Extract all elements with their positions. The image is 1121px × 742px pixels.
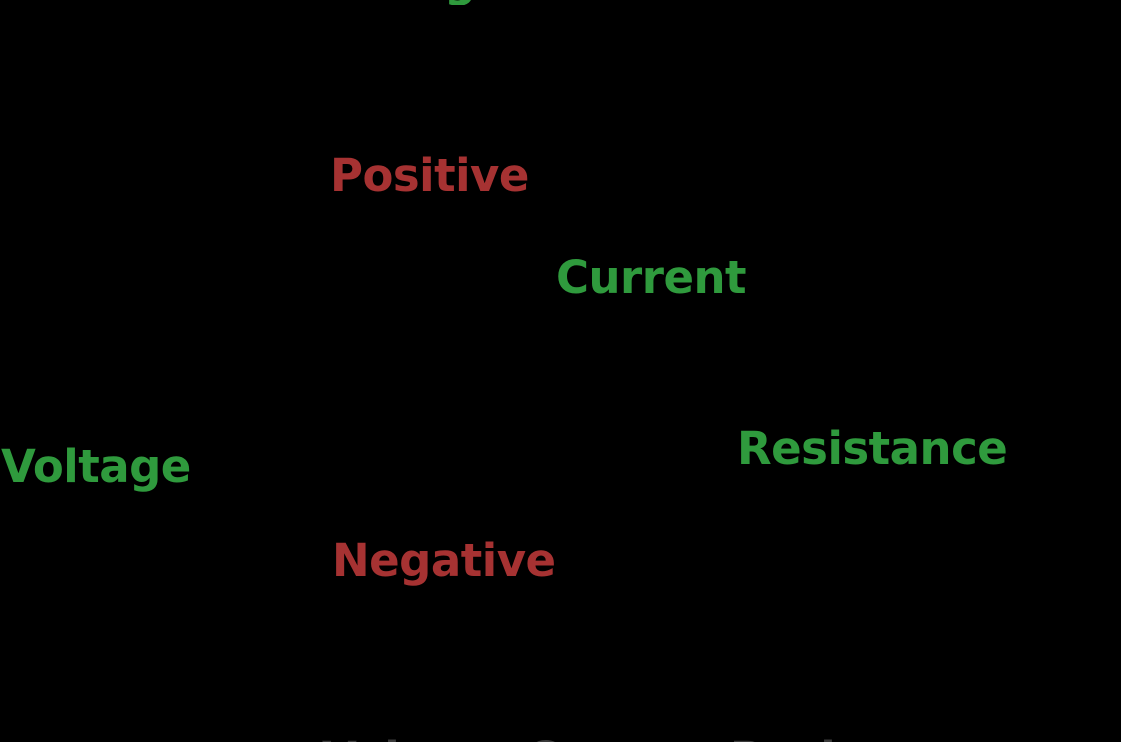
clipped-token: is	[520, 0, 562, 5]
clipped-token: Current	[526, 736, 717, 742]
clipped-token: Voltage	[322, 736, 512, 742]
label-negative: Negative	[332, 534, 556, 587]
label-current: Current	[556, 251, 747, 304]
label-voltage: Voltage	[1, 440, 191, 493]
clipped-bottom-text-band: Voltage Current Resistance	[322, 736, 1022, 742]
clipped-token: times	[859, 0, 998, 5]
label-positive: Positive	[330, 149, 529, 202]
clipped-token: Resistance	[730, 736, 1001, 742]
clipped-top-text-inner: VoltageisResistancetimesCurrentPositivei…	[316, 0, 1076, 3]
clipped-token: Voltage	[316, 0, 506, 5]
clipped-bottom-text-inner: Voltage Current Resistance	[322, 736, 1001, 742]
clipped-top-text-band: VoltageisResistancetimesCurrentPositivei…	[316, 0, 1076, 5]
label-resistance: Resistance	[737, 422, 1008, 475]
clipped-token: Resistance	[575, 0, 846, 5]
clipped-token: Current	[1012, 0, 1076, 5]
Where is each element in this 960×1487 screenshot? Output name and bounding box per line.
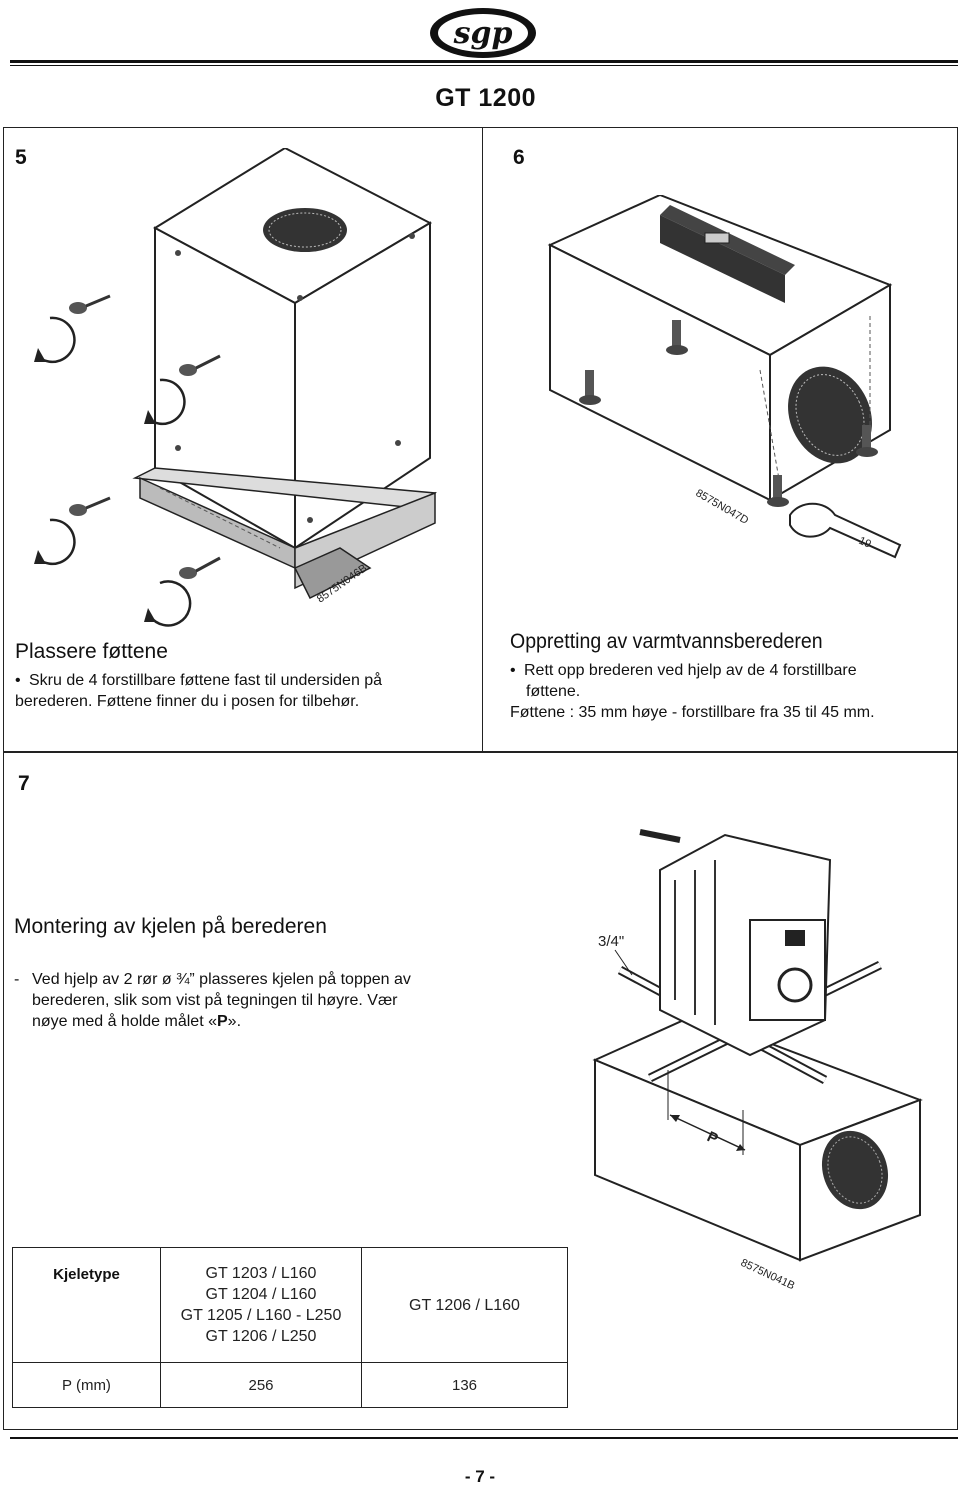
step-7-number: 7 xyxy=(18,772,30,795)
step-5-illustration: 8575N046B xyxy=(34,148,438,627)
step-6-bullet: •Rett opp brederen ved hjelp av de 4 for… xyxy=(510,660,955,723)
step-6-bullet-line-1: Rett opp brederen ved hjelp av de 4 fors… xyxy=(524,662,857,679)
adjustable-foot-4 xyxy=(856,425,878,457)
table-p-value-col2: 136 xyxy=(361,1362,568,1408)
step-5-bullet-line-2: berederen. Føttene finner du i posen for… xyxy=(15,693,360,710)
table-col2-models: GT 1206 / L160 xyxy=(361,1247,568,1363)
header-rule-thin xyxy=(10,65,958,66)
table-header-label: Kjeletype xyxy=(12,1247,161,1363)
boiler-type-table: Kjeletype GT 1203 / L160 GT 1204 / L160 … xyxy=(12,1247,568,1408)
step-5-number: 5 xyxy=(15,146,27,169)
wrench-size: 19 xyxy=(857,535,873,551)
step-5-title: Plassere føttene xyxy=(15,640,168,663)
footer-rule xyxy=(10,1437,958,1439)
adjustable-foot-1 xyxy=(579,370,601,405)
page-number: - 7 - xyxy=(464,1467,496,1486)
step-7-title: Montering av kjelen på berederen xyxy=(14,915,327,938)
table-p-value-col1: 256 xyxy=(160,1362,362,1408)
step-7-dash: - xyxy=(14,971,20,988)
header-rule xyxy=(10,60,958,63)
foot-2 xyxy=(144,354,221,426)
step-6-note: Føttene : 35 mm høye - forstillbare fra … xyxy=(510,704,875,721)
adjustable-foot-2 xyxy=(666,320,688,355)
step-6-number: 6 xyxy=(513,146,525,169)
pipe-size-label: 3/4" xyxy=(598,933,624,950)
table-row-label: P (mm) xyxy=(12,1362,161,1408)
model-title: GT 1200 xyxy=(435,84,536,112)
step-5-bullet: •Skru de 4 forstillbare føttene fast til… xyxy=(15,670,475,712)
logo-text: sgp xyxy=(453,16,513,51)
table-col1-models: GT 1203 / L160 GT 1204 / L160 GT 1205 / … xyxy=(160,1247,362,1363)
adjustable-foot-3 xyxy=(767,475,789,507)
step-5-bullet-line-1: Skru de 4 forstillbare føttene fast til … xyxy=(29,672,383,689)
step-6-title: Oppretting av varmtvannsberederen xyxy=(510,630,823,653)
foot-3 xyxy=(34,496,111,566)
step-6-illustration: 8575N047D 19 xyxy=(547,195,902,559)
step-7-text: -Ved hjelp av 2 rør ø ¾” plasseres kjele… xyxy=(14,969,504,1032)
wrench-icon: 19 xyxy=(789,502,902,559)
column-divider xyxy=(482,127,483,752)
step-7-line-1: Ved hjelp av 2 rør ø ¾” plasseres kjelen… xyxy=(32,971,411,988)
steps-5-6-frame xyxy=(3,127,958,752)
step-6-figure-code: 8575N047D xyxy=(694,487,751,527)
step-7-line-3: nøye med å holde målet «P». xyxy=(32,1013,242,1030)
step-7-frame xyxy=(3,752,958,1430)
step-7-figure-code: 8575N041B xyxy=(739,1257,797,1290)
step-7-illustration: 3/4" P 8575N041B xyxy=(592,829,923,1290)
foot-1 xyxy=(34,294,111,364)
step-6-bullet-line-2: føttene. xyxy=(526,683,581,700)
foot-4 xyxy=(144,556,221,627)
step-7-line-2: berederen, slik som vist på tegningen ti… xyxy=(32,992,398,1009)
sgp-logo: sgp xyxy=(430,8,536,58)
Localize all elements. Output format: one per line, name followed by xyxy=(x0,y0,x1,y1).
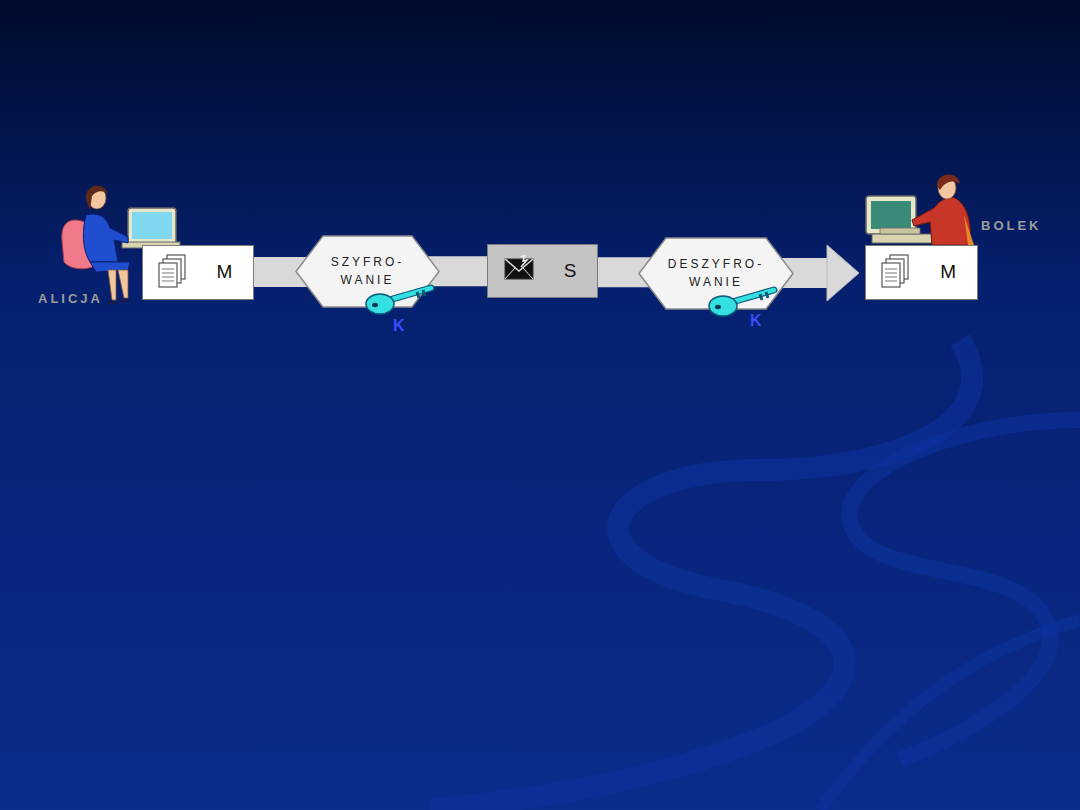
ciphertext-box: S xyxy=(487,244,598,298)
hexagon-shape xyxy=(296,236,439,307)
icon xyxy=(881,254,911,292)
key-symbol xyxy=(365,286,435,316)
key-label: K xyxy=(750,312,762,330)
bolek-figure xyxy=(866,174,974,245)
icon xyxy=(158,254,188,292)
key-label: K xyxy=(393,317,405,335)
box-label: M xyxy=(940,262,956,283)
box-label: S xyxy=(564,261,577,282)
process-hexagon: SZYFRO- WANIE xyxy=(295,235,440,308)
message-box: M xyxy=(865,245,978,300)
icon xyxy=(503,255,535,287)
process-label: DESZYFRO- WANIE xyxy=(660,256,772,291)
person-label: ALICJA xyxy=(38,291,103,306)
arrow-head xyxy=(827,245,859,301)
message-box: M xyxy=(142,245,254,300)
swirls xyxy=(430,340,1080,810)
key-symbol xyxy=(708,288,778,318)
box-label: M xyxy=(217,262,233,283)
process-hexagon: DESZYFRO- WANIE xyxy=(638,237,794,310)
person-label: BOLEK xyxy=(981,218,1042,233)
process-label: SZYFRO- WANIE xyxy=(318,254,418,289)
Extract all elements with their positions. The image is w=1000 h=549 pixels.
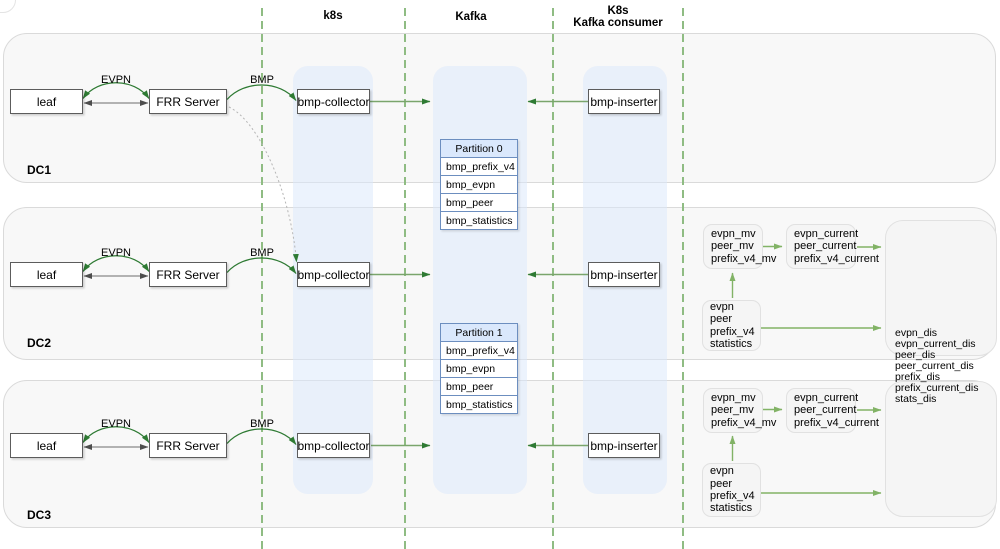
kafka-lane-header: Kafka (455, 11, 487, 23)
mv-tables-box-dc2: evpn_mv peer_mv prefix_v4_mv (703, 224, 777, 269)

──────────

Written exercise
Copy out every line of the data above without changing anything, but leave out the pictures.

Full solution
Extract all elements with their positions. The image is 1121px × 742px pixels.
clipped-token: is	[520, 0, 562, 5]
clipped-token: Current	[526, 736, 717, 742]
clipped-token: Voltage	[322, 736, 512, 742]
label-negative: Negative	[332, 534, 556, 587]
label-current: Current	[556, 251, 747, 304]
label-voltage: Voltage	[1, 440, 191, 493]
clipped-bottom-text-band: Voltage Current Resistance	[322, 736, 1022, 742]
clipped-token: times	[859, 0, 998, 5]
label-positive: Positive	[330, 149, 529, 202]
clipped-token: Resistance	[730, 736, 1001, 742]
clipped-top-text-inner: VoltageisResistancetimesCurrentPositivei…	[316, 0, 1076, 3]
clipped-token: Voltage	[316, 0, 506, 5]
clipped-bottom-text-inner: Voltage Current Resistance	[322, 736, 1001, 742]
clipped-top-text-band: VoltageisResistancetimesCurrentPositivei…	[316, 0, 1076, 5]
label-resistance: Resistance	[737, 422, 1008, 475]
clipped-token: Resistance	[575, 0, 846, 5]
clipped-token: Current	[1012, 0, 1076, 5]
Where is each element in this 960×1487 screenshot? Output name and bounding box per line.
step-7-number: 7 xyxy=(18,772,30,795)
step-5-illustration: 8575N046B xyxy=(34,148,438,627)
step-6-bullet: •Rett opp brederen ved hjelp av de 4 for… xyxy=(510,660,955,723)
step-6-bullet-line-1: Rett opp brederen ved hjelp av de 4 fors… xyxy=(524,662,857,679)
adjustable-foot-4 xyxy=(856,425,878,457)
table-p-value-col2: 136 xyxy=(361,1362,568,1408)
step-5-bullet-line-2: berederen. Føttene finner du i posen for… xyxy=(15,693,360,710)
table-col2-models: GT 1206 / L160 xyxy=(361,1247,568,1363)
header-rule-thin xyxy=(10,65,958,66)
table-header-label: Kjeletype xyxy=(12,1247,161,1363)
boiler-type-table: Kjeletype GT 1203 / L160 GT 1204 / L160 … xyxy=(12,1247,568,1408)
step-5-number: 5 xyxy=(15,146,27,169)
wrench-size: 19 xyxy=(857,535,873,551)
step-5-title: Plassere føttene xyxy=(15,640,168,663)
footer-rule xyxy=(10,1437,958,1439)
adjustable-foot-1 xyxy=(579,370,601,405)
page-number: - 7 - xyxy=(464,1467,496,1486)
step-7-title: Montering av kjelen på berederen xyxy=(14,915,327,938)
table-p-value-col1: 256 xyxy=(160,1362,362,1408)
step-7-dash: - xyxy=(14,971,20,988)
header-rule xyxy=(10,60,958,63)
foot-2 xyxy=(144,354,221,426)
step-6-note: Føttene : 35 mm høye - forstillbare fra … xyxy=(510,704,875,721)
adjustable-foot-2 xyxy=(666,320,688,355)
step-6-number: 6 xyxy=(513,146,525,169)
pipe-size-label: 3/4" xyxy=(598,933,624,950)
table-row-label: P (mm) xyxy=(12,1362,161,1408)
model-title: GT 1200 xyxy=(435,84,536,112)
step-5-bullet: •Skru de 4 forstillbare føttene fast til… xyxy=(15,670,475,712)
logo-text: sgp xyxy=(453,16,513,51)
table-col1-models: GT 1203 / L160 GT 1204 / L160 GT 1205 / … xyxy=(160,1247,362,1363)
adjustable-foot-3 xyxy=(767,475,789,507)
step-5-bullet-line-1: Skru de 4 forstillbare føttene fast til … xyxy=(29,672,383,689)
step-6-title: Oppretting av varmtvannsberederen xyxy=(510,630,823,653)
foot-3 xyxy=(34,496,111,566)
step-6-illustration: 8575N047D 19 xyxy=(547,195,902,559)
step-7-text: -Ved hjelp av 2 rør ø ¾” plasseres kjele… xyxy=(14,969,504,1032)
wrench-icon: 19 xyxy=(789,502,902,559)
column-divider xyxy=(482,127,483,752)
step-7-line-1: Ved hjelp av 2 rør ø ¾” plasseres kjelen… xyxy=(32,971,411,988)
steps-5-6-frame xyxy=(3,127,958,752)
step-6-figure-code: 8575N047D xyxy=(694,487,751,527)
step-7-line-3: nøye med å holde målet «P». xyxy=(32,1013,242,1030)
step-7-frame xyxy=(3,752,958,1430)
step-7-figure-code: 8575N041B xyxy=(739,1257,797,1290)
step-7-illustration: 3/4" P 8575N041B xyxy=(592,829,923,1290)
foot-1 xyxy=(34,294,111,364)
step-6-bullet-line-2: føttene. xyxy=(526,683,581,700)
foot-4 xyxy=(144,556,221,627)
step-7-line-2: berederen, slik som vist på tegningen ti… xyxy=(32,992,398,1009)
sgp-logo: sgp xyxy=(430,8,536,58)
Localize all elements. Output format: one per line, name followed by xyxy=(x0,y0,x1,y1).
ciphertext-box: S xyxy=(487,244,598,298)
hexagon-shape xyxy=(296,236,439,307)
icon xyxy=(881,254,911,292)
key-symbol xyxy=(365,286,435,316)
key-label: K xyxy=(750,312,762,330)
bolek-figure xyxy=(866,174,974,245)
icon xyxy=(158,254,188,292)
key-label: K xyxy=(393,317,405,335)
box-label: M xyxy=(940,262,956,283)
box-label: S xyxy=(564,261,577,282)
process-hexagon: SZYFRO- WANIE xyxy=(295,235,440,308)
message-box: M xyxy=(865,245,978,300)
icon xyxy=(503,255,535,287)
process-label: DESZYFRO- WANIE xyxy=(660,256,772,291)
person-label: ALICJA xyxy=(38,291,103,306)
arrow-head xyxy=(827,245,859,301)
message-box: M xyxy=(142,245,254,300)
swirls xyxy=(430,340,1080,810)
key-symbol xyxy=(708,288,778,318)
box-label: M xyxy=(217,262,233,283)
process-hexagon: DESZYFRO- WANIE xyxy=(638,237,794,310)
person-label: BOLEK xyxy=(981,218,1042,233)
process-label: SZYFRO- WANIE xyxy=(318,254,418,289)
Extract all elements with their positions. The image is w=1000 h=549 pixels.
kafka-lane-header: Kafka (455, 11, 487, 23)
mv-tables-box-dc2: evpn_mv peer_mv prefix_v4_mv (703, 224, 777, 269)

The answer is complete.